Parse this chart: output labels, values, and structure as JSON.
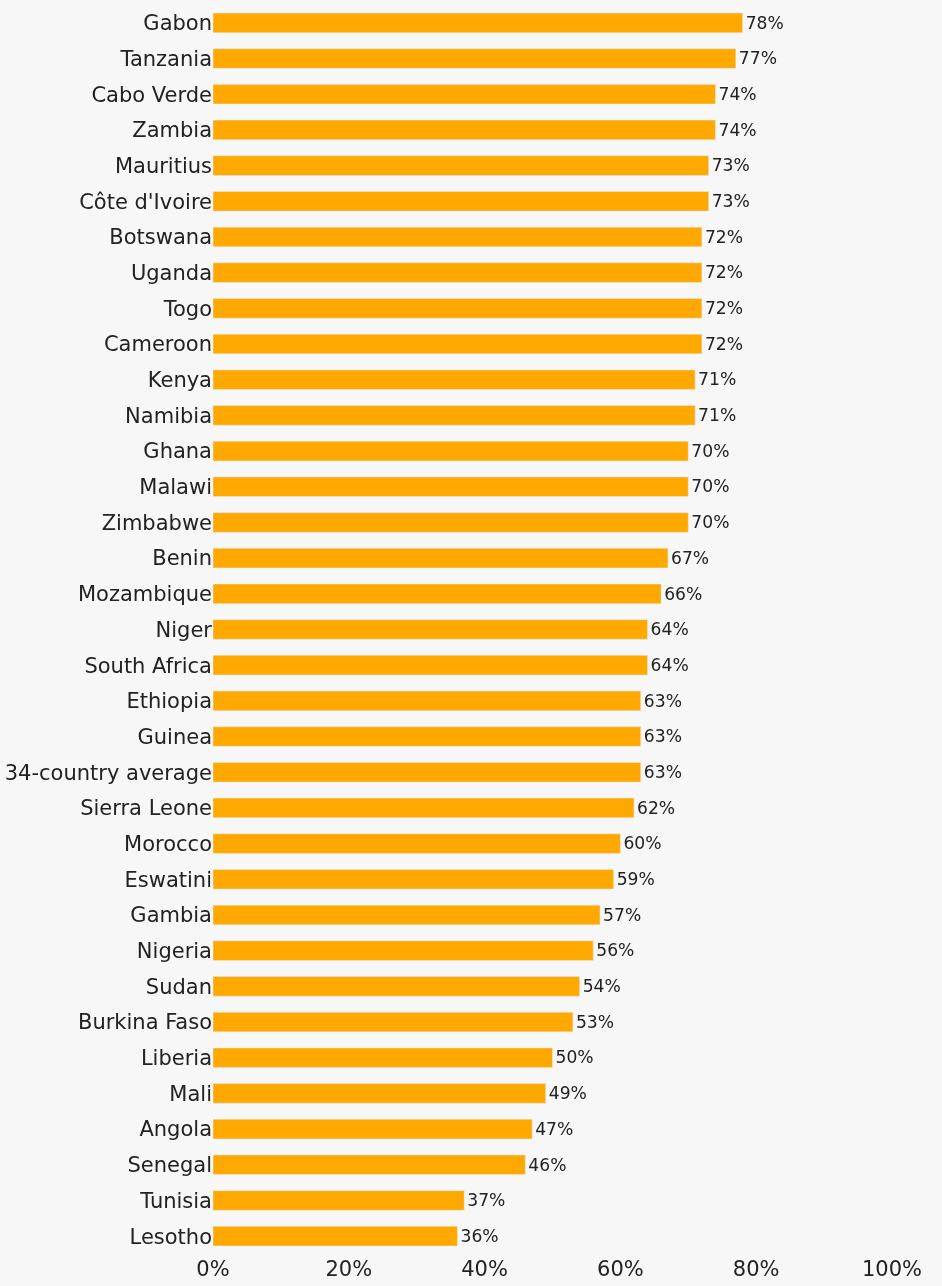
{
  "chart_data": {
    "type": "bar",
    "orientation": "horizontal",
    "categories": [
      "Gabon",
      "Tanzania",
      "Cabo Verde",
      "Zambia",
      "Mauritius",
      "Côte d'Ivoire",
      "Botswana",
      "Uganda",
      "Togo",
      "Cameroon",
      "Kenya",
      "Namibia",
      "Ghana",
      "Malawi",
      "Zimbabwe",
      "Benin",
      "Mozambique",
      "Niger",
      "South Africa",
      "Ethiopia",
      "Guinea",
      "34-country average",
      "Sierra Leone",
      "Morocco",
      "Eswatini",
      "Gambia",
      "Nigeria",
      "Sudan",
      "Burkina Faso",
      "Liberia",
      "Mali",
      "Angola",
      "Senegal",
      "Tunisia",
      "Lesotho"
    ],
    "values": [
      78,
      77,
      74,
      74,
      73,
      73,
      72,
      72,
      72,
      72,
      71,
      71,
      70,
      70,
      70,
      67,
      66,
      64,
      64,
      63,
      63,
      63,
      62,
      60,
      59,
      57,
      56,
      54,
      53,
      50,
      49,
      47,
      46,
      37,
      36
    ],
    "value_labels": [
      "78%",
      "77%",
      "74%",
      "74%",
      "73%",
      "73%",
      "72%",
      "72%",
      "72%",
      "72%",
      "71%",
      "71%",
      "70%",
      "70%",
      "70%",
      "67%",
      "66%",
      "64%",
      "64%",
      "63%",
      "63%",
      "63%",
      "62%",
      "60%",
      "59%",
      "57%",
      "56%",
      "54%",
      "53%",
      "50%",
      "49%",
      "47%",
      "46%",
      "37%",
      "36%"
    ],
    "color": "#ffa800",
    "xlim": [
      0,
      100
    ],
    "xticks": [
      {
        "value": 0,
        "label": "0%"
      },
      {
        "value": 20,
        "label": "20%"
      },
      {
        "value": 40,
        "label": "40%"
      },
      {
        "value": 60,
        "label": "60%"
      },
      {
        "value": 80,
        "label": "80%"
      },
      {
        "value": 100,
        "label": "100%"
      }
    ],
    "grid": false,
    "legend": false
  }
}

### WHAT TO WORK ON
Each line holding "values" must be found and copied.

### WRITTEN ANSWER
Parse this chart: output labels, values, and structure as JSON.
    "values": [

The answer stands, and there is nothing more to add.